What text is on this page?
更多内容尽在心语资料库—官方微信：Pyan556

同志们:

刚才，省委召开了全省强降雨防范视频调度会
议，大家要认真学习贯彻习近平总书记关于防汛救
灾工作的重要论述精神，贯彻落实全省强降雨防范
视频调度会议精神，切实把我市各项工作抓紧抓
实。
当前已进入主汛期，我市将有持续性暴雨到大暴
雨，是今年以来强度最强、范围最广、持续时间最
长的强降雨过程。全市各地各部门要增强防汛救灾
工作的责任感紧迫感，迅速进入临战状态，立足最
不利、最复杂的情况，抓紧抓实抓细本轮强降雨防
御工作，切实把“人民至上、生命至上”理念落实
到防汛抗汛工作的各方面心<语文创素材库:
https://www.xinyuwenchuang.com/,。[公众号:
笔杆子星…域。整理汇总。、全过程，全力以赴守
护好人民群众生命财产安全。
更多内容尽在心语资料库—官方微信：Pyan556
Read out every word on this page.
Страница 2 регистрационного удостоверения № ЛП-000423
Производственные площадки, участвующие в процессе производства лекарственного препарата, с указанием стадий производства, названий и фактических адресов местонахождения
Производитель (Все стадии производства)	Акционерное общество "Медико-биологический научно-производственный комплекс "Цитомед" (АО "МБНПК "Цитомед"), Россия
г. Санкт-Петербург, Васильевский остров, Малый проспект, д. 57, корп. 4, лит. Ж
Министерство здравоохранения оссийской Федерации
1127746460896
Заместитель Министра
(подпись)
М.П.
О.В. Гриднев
=-=-=
**Task to carry out**:
Print the records once more, exactly as they were given.

**Result for this task**:
What text is on this page?
更多内容尽在心语资料库—官方微信：Pyan556

同志们:

刚才，省委召开了全省强降雨防范视频调度会
议，大家要认真学习贯彻习近平总书记关于防汛救
灾工作的重要论述精神，贯彻落实全省强降雨防范
视频调度会议精神，切实把我市各项工作抓紧抓
实。
当前已进入主汛期，我市将有持续性暴雨到大暴
雨，是今年以来强度最强、范围最广、持续时间最
长的强降雨过程。全市各地各部门要增强防汛救灾
工作的责任感紧迫感，迅速进入临战状态，立足最
不利、最复杂的情况，抓紧抓实抓细本轮强降雨防
御工作，切实把“人民至上、生命至上”理念落实
到防汛抗汛工作的各方面心<语文创素材库:
https://www.xinyuwenchuang.com/,。[公众号:
笔杆子星…域。整理汇总。、全过程，全力以赴守
护好人民群众生命财产安全。
更多内容尽在心语资料库—官方微信：Pyan556
Read out every word on this page.
Страница 2 регистрационного удостоверения № ЛП-000423
Производственные площадки, участвующие в процессе производства лекарственного препарата, с указанием стадий производства, названий и фактических адресов местонахождения
Производитель (Все стадии производства)	Акционерное общество "Медико-биологический научно-производственный комплекс "Цитомед" (АО "МБНПК "Цитомед"), Россия
г. Санкт-Петербург, Васильевский остров, Малый проспект, д. 57, корп. 4, лит. Ж
Министерство здравоохранения оссийской Федерации
1127746460896
Заместитель Министра
(подпись)
М.П.
О.В. Гриднев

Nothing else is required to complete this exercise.